EXERCISE INPUT:
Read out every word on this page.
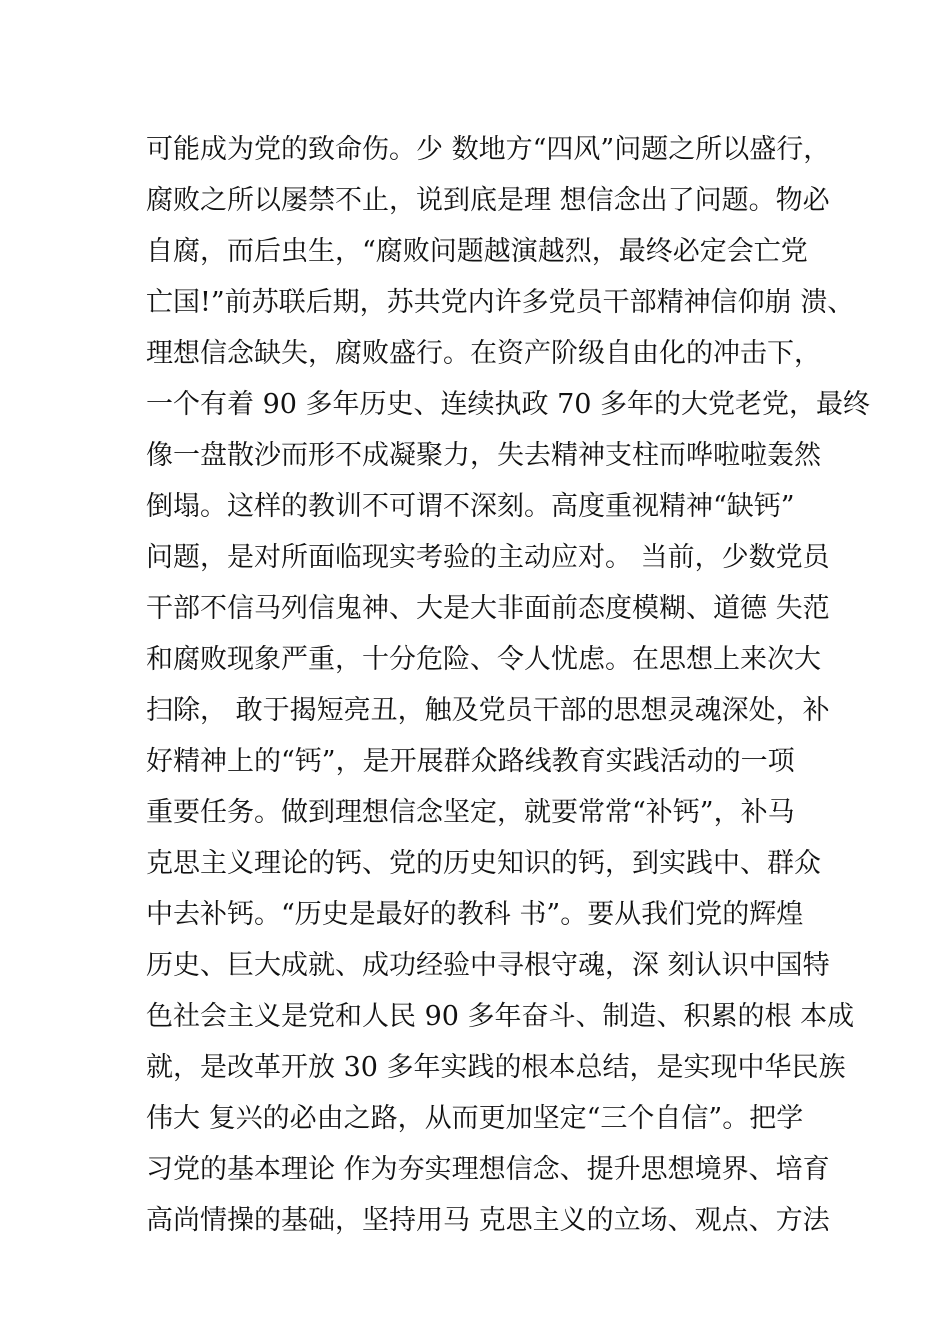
可能成为党的致命伤。少 数地方“四风”问题之所以盛行，
腐败之所以屡禁不止，说到底是理 想信念出了问题。物必
自腐，而后虫生，“腐败问题越演越烈，最终必定会亡党
亡国!”前苏联后期，苏共党内许多党员干部精神信仰崩 溃、
理想信念缺失，腐败盛行。在资产阶级自由化的冲击下，
一个有着 90 多年历史、连续执政 70 多年的大党老党，最终
像一盘散沙而形不成凝聚力，失去精神支柱而哗啦啦轰然
倒塌。这样的教训不可谓不深刻。高度重视精神“缺钙”
问题，是对所面临现实考验的主动应对。 当前，少数党员
干部不信马列信鬼神、大是大非面前态度模糊、道德 失范
和腐败现象严重，十分危险、令人忧虑。在思想上来次大
扫除， 敢于揭短亮丑，触及党员干部的思想灵魂深处，补
好精神上的“钙”，是开展群众路线教育实践活动的一项
重要任务。做到理想信念坚定，就要常常“补钙”，补马
克思主义理论的钙、党的历史知识的钙，到实践中、群众
中去补钙。“历史是最好的教科 书”。要从我们党的辉煌
历史、巨大成就、成功经验中寻根守魂，深 刻认识中国特
色社会主义是党和人民 90 多年奋斗、制造、积累的根 本成
就，是改革开放 30 多年实践的根本总结，是实现中华民族
伟大 复兴的必由之路，从而更加坚定“三个自信”。把学
习党的基本理论 作为夯实理想信念、提升思想境界、培育
高尚情操的基础，坚持用马 克思主义的立场、观点、方法
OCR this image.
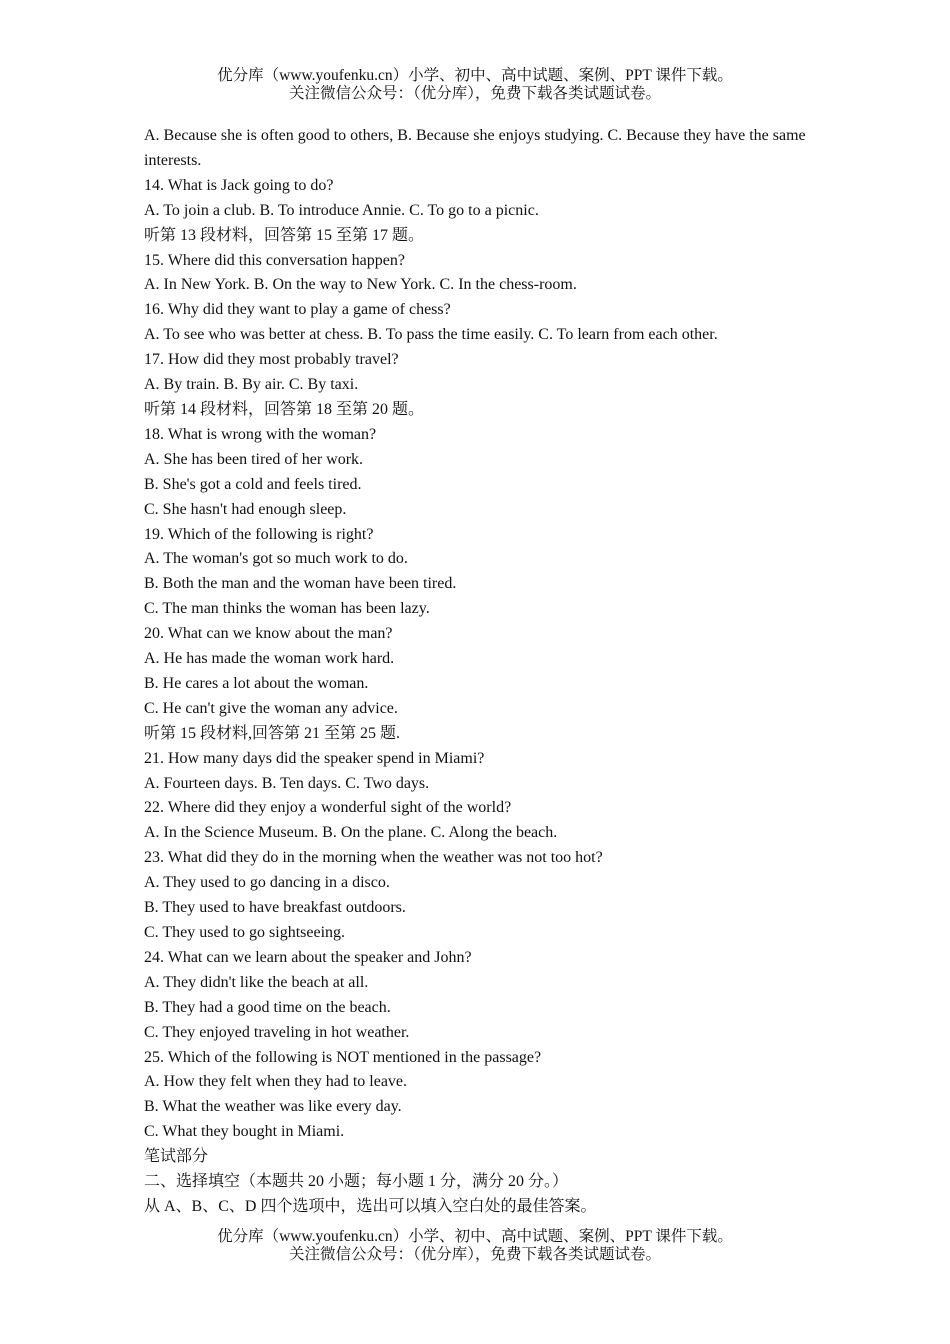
优分库（www.youfenku.cn）小学、初中、高中试题、案例、PPT 课件下载。
关注微信公众号：（优分库），免费下载各类试题试卷。

A. Because she is often good to others, B. Because she enjoys studying. C. Because they have the same interests.

14. What is Jack going to do?

A. To join a club. B. To introduce Annie. C. To go to a picnic.

听第 13 段材料，回答第 15 至第 17 题。

15. Where did this conversation happen?

A. In New York. B. On the way to New York. C. In the chess-room.

16. Why did they want to play a game of chess?

A. To see who was better at chess. B. To pass the time easily. C. To learn from each other.

17. How did they most probably travel?

A. By train. B. By air. C. By taxi.

听第 14 段材料，回答第 18 至第 20 题。

18. What is wrong with the woman?

A. She has been tired of her work.

B. She's got a cold and feels tired.

C. She hasn't had enough sleep.

19. Which of the following is right?

A. The woman's got so much work to do.

B. Both the man and the woman have been tired.

C. The man thinks the woman has been lazy.

20. What can we know about the man?

A. He has made the woman work hard.

B. He cares a lot about the woman.

C. He can't give the woman any advice.

听第 15 段材料,回答第 21 至第 25 题.

21. How many days did the speaker spend in Miami?

A. Fourteen days. B. Ten days. C. Two days.

22. Where did they enjoy a wonderful sight of the world?

A. In the Science Museum. B. On the plane. C. Along the beach.

23. What did they do in the morning when the weather was not too hot?

A. They used to go dancing in a disco.

B. They used to have breakfast outdoors.

C. They used to go sightseeing.

24. What can we learn about the speaker and John?

A. They didn't like the beach at all.

B. They had a good time on the beach.

C. They enjoyed traveling in hot weather.

25. Which of the following is NOT mentioned in the passage?

A. How they felt when they had to leave.

B. What the weather was like every day.

C. What they bought in Miami.

笔试部分

二、选择填空（本题共 20 小题；每小题 1 分，满分 20 分。）

从 A、B、C、D 四个选项中，选出可以填入空白处的最佳答案。

优分库（www.youfenku.cn）小学、初中、高中试题、案例、PPT 课件下载。
关注微信公众号：（优分库），免费下载各类试题试卷。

SHORT EXERCISE: How many lines in the data contain the string "when"? Respond with the number only.

COMPLETED TASK: 2